> **Problem statement**
Your job is to restate each entry word for word.
# # # # #
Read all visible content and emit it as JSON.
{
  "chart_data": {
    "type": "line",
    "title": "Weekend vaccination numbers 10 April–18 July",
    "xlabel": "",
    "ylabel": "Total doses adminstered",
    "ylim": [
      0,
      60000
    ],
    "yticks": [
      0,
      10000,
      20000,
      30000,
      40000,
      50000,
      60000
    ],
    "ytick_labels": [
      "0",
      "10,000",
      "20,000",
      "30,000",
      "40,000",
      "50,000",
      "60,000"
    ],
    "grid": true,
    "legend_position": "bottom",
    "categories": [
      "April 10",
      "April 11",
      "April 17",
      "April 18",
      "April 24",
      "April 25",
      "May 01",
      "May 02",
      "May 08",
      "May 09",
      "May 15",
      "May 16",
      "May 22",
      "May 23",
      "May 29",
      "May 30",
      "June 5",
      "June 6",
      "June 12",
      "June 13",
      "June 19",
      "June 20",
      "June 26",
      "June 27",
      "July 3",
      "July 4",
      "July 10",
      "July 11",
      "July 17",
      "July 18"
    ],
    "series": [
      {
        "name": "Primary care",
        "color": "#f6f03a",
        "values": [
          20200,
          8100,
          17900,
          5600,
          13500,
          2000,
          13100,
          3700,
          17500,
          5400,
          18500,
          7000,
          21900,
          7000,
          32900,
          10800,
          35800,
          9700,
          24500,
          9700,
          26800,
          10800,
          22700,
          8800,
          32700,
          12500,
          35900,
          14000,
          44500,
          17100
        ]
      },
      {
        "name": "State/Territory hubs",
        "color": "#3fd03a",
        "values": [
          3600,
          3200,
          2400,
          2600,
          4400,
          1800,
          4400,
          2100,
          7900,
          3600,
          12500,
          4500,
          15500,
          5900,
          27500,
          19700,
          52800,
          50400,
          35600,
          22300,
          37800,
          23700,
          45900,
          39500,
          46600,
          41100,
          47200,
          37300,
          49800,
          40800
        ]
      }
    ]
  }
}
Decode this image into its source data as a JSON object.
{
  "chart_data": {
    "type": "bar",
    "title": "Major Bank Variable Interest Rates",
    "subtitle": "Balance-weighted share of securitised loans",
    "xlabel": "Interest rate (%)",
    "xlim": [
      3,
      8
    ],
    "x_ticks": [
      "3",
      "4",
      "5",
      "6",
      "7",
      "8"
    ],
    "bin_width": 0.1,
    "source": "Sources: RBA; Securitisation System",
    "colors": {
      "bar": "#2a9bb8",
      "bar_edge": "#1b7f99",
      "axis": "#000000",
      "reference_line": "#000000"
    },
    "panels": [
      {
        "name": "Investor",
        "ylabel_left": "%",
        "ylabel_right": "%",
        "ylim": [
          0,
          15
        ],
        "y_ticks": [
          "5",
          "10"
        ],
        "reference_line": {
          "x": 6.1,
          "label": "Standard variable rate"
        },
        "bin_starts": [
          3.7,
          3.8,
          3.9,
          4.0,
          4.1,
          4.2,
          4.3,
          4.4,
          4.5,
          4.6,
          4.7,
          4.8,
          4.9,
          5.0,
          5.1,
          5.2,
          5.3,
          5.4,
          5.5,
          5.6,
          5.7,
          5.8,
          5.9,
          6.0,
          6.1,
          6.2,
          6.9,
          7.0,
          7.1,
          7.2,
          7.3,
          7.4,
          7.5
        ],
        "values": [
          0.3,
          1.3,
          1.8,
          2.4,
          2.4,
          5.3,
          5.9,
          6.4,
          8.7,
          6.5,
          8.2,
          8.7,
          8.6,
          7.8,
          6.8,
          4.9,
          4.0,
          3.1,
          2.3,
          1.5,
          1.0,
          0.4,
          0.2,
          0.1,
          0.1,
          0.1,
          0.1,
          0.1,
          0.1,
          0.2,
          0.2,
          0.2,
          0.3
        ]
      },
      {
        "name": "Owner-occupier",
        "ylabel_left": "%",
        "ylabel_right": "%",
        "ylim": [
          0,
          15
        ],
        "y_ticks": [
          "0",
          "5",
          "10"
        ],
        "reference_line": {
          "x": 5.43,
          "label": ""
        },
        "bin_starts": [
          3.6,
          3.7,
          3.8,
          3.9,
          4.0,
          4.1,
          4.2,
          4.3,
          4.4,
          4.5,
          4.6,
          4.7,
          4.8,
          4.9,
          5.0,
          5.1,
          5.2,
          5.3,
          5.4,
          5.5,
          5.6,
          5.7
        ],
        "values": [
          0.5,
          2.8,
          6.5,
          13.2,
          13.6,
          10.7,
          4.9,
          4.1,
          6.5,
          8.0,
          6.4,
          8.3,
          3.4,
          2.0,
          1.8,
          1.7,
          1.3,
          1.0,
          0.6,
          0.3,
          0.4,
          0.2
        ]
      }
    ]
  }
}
# # # # #
> **Expected answer**
Read all visible content and emit it as JSON.
{
  "chart_data": {
    "type": "line",
    "title": "Weekend vaccination numbers 10 April–18 July",
    "xlabel": "",
    "ylabel": "Total doses adminstered",
    "ylim": [
      0,
      60000
    ],
    "yticks": [
      0,
      10000,
      20000,
      30000,
      40000,
      50000,
      60000
    ],
    "ytick_labels": [
      "0",
      "10,000",
      "20,000",
      "30,000",
      "40,000",
      "50,000",
      "60,000"
    ],
    "grid": true,
    "legend_position": "bottom",
    "categories": [
      "April 10",
      "April 11",
      "April 17",
      "April 18",
      "April 24",
      "April 25",
      "May 01",
      "May 02",
      "May 08",
      "May 09",
      "May 15",
      "May 16",
      "May 22",
      "May 23",
      "May 29",
      "May 30",
      "June 5",
      "June 6",
      "June 12",
      "June 13",
      "June 19",
      "June 20",
      "June 26",
      "June 27",
      "July 3",
      "July 4",
      "July 10",
      "July 11",
      "July 17",
      "July 18"
    ],
    "series": [
      {
        "name": "Primary care",
        "color": "#f6f03a",
        "values": [
          20200,
          8100,
          17900,
          5600,
          13500,
          2000,
          13100,
          3700,
          17500,
          5400,
          18500,
          7000,
          21900,
          7000,
          32900,
          10800,
          35800,
          9700,
          24500,
          9700,
          26800,
          10800,
          22700,
          8800,
          32700,
          12500,
          35900,
          14000,
          44500,
          17100
        ]
      },
      {
        "name": "State/Territory hubs",
        "color": "#3fd03a",
        "values": [
          3600,
          3200,
          2400,
          2600,
          4400,
          1800,
          4400,
          2100,
          7900,
          3600,
          12500,
          4500,
          15500,
          5900,
          27500,
          19700,
          52800,
          50400,
          35600,
          22300,
          37800,
          23700,
          45900,
          39500,
          46600,
          41100,
          47200,
          37300,
          49800,
          40800
        ]
      }
    ]
  }
}
Decode this image into its source data as a JSON object.
{
  "chart_data": {
    "type": "bar",
    "title": "Major Bank Variable Interest Rates",
    "subtitle": "Balance-weighted share of securitised loans",
    "xlabel": "Interest rate (%)",
    "xlim": [
      3,
      8
    ],
    "x_ticks": [
      "3",
      "4",
      "5",
      "6",
      "7",
      "8"
    ],
    "bin_width": 0.1,
    "source": "Sources: RBA; Securitisation System",
    "colors": {
      "bar": "#2a9bb8",
      "bar_edge": "#1b7f99",
      "axis": "#000000",
      "reference_line": "#000000"
    },
    "panels": [
      {
        "name": "Investor",
        "ylabel_left": "%",
        "ylabel_right": "%",
        "ylim": [
          0,
          15
        ],
        "y_ticks": [
          "5",
          "10"
        ],
        "reference_line": {
          "x": 6.1,
          "label": "Standard variable rate"
        },
        "bin_starts": [
          3.7,
          3.8,
          3.9,
          4.0,
          4.1,
          4.2,
          4.3,
          4.4,
          4.5,
          4.6,
          4.7,
          4.8,
          4.9,
          5.0,
          5.1,
          5.2,
          5.3,
          5.4,
          5.5,
          5.6,
          5.7,
          5.8,
          5.9,
          6.0,
          6.1,
          6.2,
          6.9,
          7.0,
          7.1,
          7.2,
          7.3,
          7.4,
          7.5
        ],
        "values": [
          0.3,
          1.3,
          1.8,
          2.4,
          2.4,
          5.3,
          5.9,
          6.4,
          8.7,
          6.5,
          8.2,
          8.7,
          8.6,
          7.8,
          6.8,
          4.9,
          4.0,
          3.1,
          2.3,
          1.5,
          1.0,
          0.4,
          0.2,
          0.1,
          0.1,
          0.1,
          0.1,
          0.1,
          0.1,
          0.2,
          0.2,
          0.2,
          0.3
        ]
      },
      {
        "name": "Owner-occupier",
        "ylabel_left": "%",
        "ylabel_right": "%",
        "ylim": [
          0,
          15
        ],
        "y_ticks": [
          "0",
          "5",
          "10"
        ],
        "reference_line": {
          "x": 5.43,
          "label": ""
        },
        "bin_starts": [
          3.6,
          3.7,
          3.8,
          3.9,
          4.0,
          4.1,
          4.2,
          4.3,
          4.4,
          4.5,
          4.6,
          4.7,
          4.8,
          4.9,
          5.0,
          5.1,
          5.2,
          5.3,
          5.4,
          5.5,
          5.6,
          5.7
        ],
        "values": [
          0.5,
          2.8,
          6.5,
          13.2,
          13.6,
          10.7,
          4.9,
          4.1,
          6.5,
          8.0,
          6.4,
          8.3,
          3.4,
          2.0,
          1.8,
          1.7,
          1.3,
          1.0,
          0.6,
          0.3,
          0.4,
          0.2
        ]
      }
    ]
  }
}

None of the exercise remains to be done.